Stored data entries:
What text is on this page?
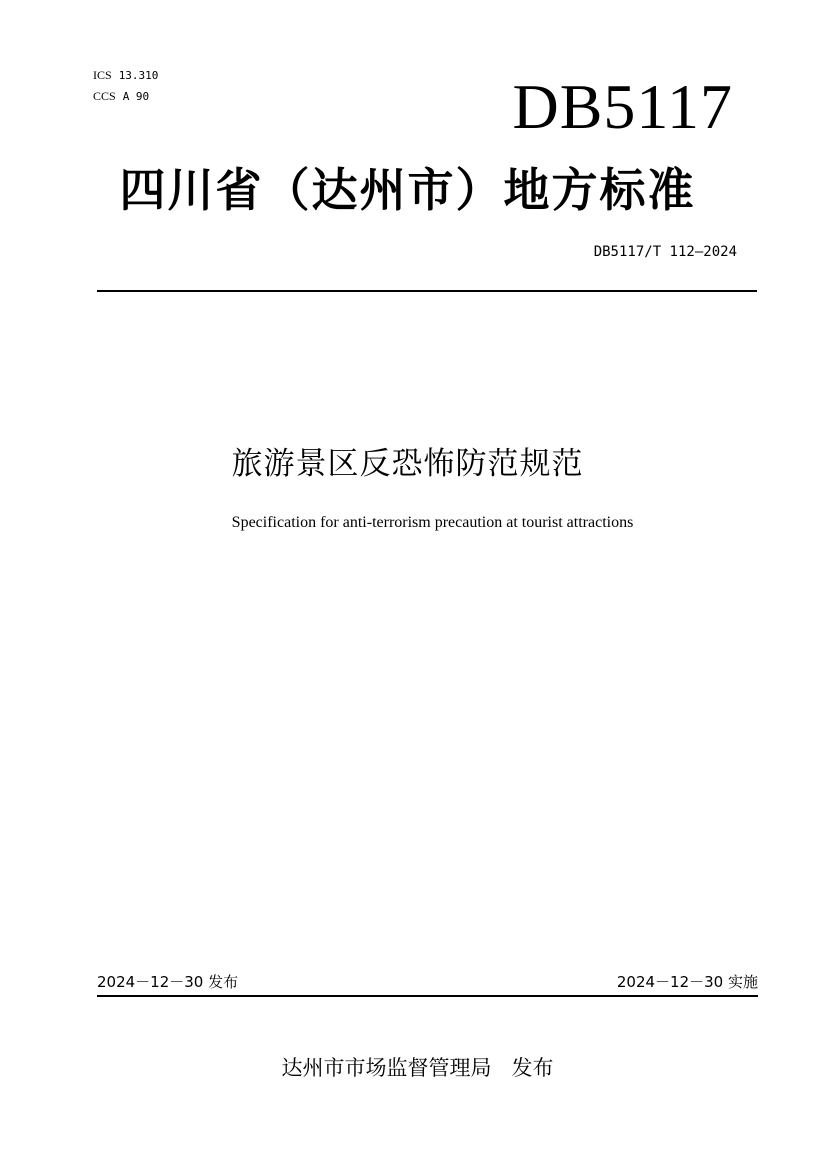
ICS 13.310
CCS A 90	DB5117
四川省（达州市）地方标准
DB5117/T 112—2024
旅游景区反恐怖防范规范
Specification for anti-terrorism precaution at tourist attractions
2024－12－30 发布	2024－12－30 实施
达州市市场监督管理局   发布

* * *

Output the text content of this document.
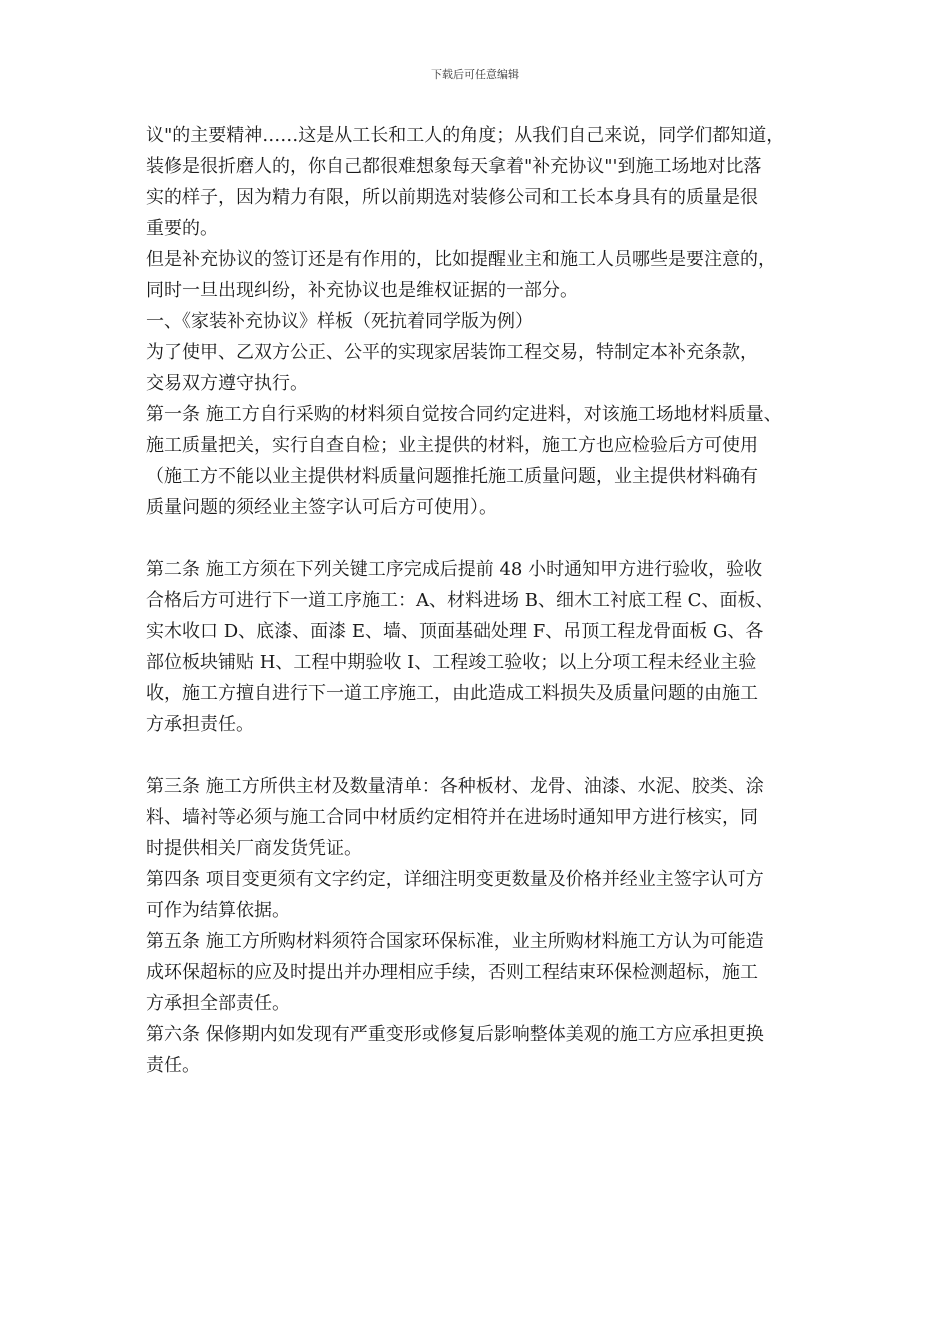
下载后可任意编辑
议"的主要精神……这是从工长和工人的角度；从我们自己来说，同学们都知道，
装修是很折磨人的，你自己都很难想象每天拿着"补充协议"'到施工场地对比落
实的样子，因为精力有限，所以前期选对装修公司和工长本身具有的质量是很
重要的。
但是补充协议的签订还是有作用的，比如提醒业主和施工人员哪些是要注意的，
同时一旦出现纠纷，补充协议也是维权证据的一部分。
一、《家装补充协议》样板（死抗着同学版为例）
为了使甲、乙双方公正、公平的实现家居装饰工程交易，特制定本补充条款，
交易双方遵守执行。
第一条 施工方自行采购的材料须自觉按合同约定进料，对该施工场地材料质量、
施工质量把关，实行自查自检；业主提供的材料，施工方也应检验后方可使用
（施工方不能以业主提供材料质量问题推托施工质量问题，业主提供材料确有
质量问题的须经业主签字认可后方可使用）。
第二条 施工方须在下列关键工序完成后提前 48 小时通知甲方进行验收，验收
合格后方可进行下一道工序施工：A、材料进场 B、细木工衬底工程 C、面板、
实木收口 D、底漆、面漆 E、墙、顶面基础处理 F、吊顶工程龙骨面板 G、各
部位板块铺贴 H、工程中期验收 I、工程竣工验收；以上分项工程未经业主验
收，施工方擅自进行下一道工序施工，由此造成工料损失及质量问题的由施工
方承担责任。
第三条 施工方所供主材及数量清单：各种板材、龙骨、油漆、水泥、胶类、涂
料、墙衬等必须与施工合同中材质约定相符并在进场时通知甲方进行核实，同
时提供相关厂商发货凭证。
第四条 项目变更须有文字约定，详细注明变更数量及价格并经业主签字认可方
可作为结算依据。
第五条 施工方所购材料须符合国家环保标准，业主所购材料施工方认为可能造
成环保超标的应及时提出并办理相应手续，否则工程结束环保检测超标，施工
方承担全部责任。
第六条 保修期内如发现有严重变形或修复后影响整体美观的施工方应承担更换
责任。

_Work to be completed_. Find every line that includes the string "text". Report how many there are and nothing else.

_Written reply_. 2